start RECORDED INFORMATION
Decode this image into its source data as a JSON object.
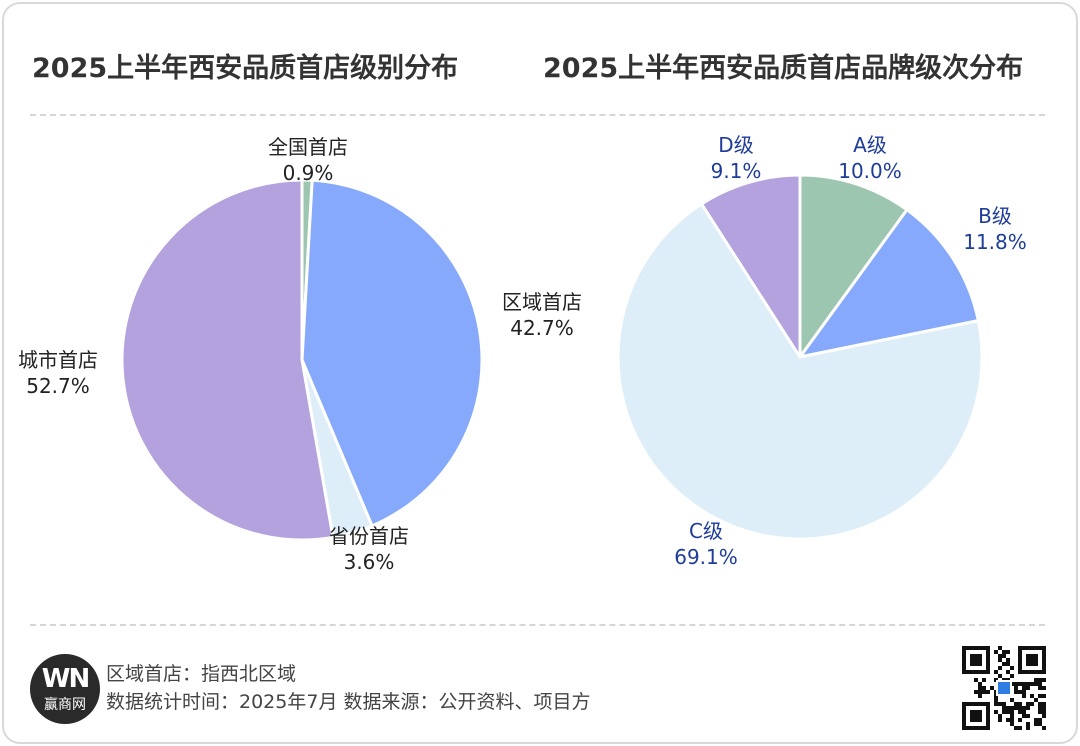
{
  "titles": {
    "left": "2025上半年西安品质首店级别分布",
    "right": "2025上半年西安品质首店品牌级次分布"
  },
  "chart_data": [
    {
      "type": "pie",
      "title": "2025上半年西安品质首店级别分布",
      "start": "12 o'clock",
      "direction": "clockwise",
      "slices": [
        {
          "label": "全国首店",
          "value": 0.9,
          "display": "0.9%",
          "color": "#9dc6b1"
        },
        {
          "label": "区域首店",
          "value": 42.7,
          "display": "42.7%",
          "color": "#86a9fc"
        },
        {
          "label": "省份首店",
          "value": 3.6,
          "display": "3.6%",
          "color": "#deeef9"
        },
        {
          "label": "城市首店",
          "value": 52.7,
          "display": "52.7%",
          "color": "#b3a2de"
        }
      ],
      "label_color": "#222222"
    },
    {
      "type": "pie",
      "title": "2025上半年西安品质首店品牌级次分布",
      "start": "12 o'clock",
      "direction": "clockwise",
      "slices": [
        {
          "label": "A级",
          "value": 10.0,
          "display": "10.0%",
          "color": "#9dc6b1"
        },
        {
          "label": "B级",
          "value": 11.8,
          "display": "11.8%",
          "color": "#86a9fc"
        },
        {
          "label": "C级",
          "value": 69.1,
          "display": "69.1%",
          "color": "#deeef9"
        },
        {
          "label": "D级",
          "value": 9.1,
          "display": "9.1%",
          "color": "#b3a2de"
        }
      ],
      "label_color": "#1f3c99"
    }
  ],
  "footer": {
    "note": "区域首店：指西北区域",
    "meta": "数据统计时间：2025年7月 数据来源：公开资料、项目方"
  },
  "logo": {
    "mark": "WN",
    "brand": "赢商网",
    "mark_color": "#e53935",
    "bg_color": "#2a2a2a"
  },
  "qr": {
    "icon": "qr-code-icon"
  }
}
end RECORDED INFORMATION
■ **STATED GOAL**:
Pictures in the records above should not be copied. Repeat everything else exactly.

■ **EXERCISE SOLUTION**:
Decode this image into its source data as a JSON object.
{
  "titles": {
    "left": "2025上半年西安品质首店级别分布",
    "right": "2025上半年西安品质首店品牌级次分布"
  },
  "chart_data": [
    {
      "type": "pie",
      "title": "2025上半年西安品质首店级别分布",
      "start": "12 o'clock",
      "direction": "clockwise",
      "slices": [
        {
          "label": "全国首店",
          "value": 0.9,
          "display": "0.9%",
          "color": "#9dc6b1"
        },
        {
          "label": "区域首店",
          "value": 42.7,
          "display": "42.7%",
          "color": "#86a9fc"
        },
        {
          "label": "省份首店",
          "value": 3.6,
          "display": "3.6%",
          "color": "#deeef9"
        },
        {
          "label": "城市首店",
          "value": 52.7,
          "display": "52.7%",
          "color": "#b3a2de"
        }
      ],
      "label_color": "#222222"
    },
    {
      "type": "pie",
      "title": "2025上半年西安品质首店品牌级次分布",
      "start": "12 o'clock",
      "direction": "clockwise",
      "slices": [
        {
          "label": "A级",
          "value": 10.0,
          "display": "10.0%",
          "color": "#9dc6b1"
        },
        {
          "label": "B级",
          "value": 11.8,
          "display": "11.8%",
          "color": "#86a9fc"
        },
        {
          "label": "C级",
          "value": 69.1,
          "display": "69.1%",
          "color": "#deeef9"
        },
        {
          "label": "D级",
          "value": 9.1,
          "display": "9.1%",
          "color": "#b3a2de"
        }
      ],
      "label_color": "#1f3c99"
    }
  ],
  "footer": {
    "note": "区域首店：指西北区域",
    "meta": "数据统计时间：2025年7月 数据来源：公开资料、项目方"
  },
  "logo": {
    "mark": "WN",
    "brand": "赢商网",
    "mark_color": "#e53935",
    "bg_color": "#2a2a2a"
  },
  "qr": {
    "icon": "qr-code-icon"
  }
}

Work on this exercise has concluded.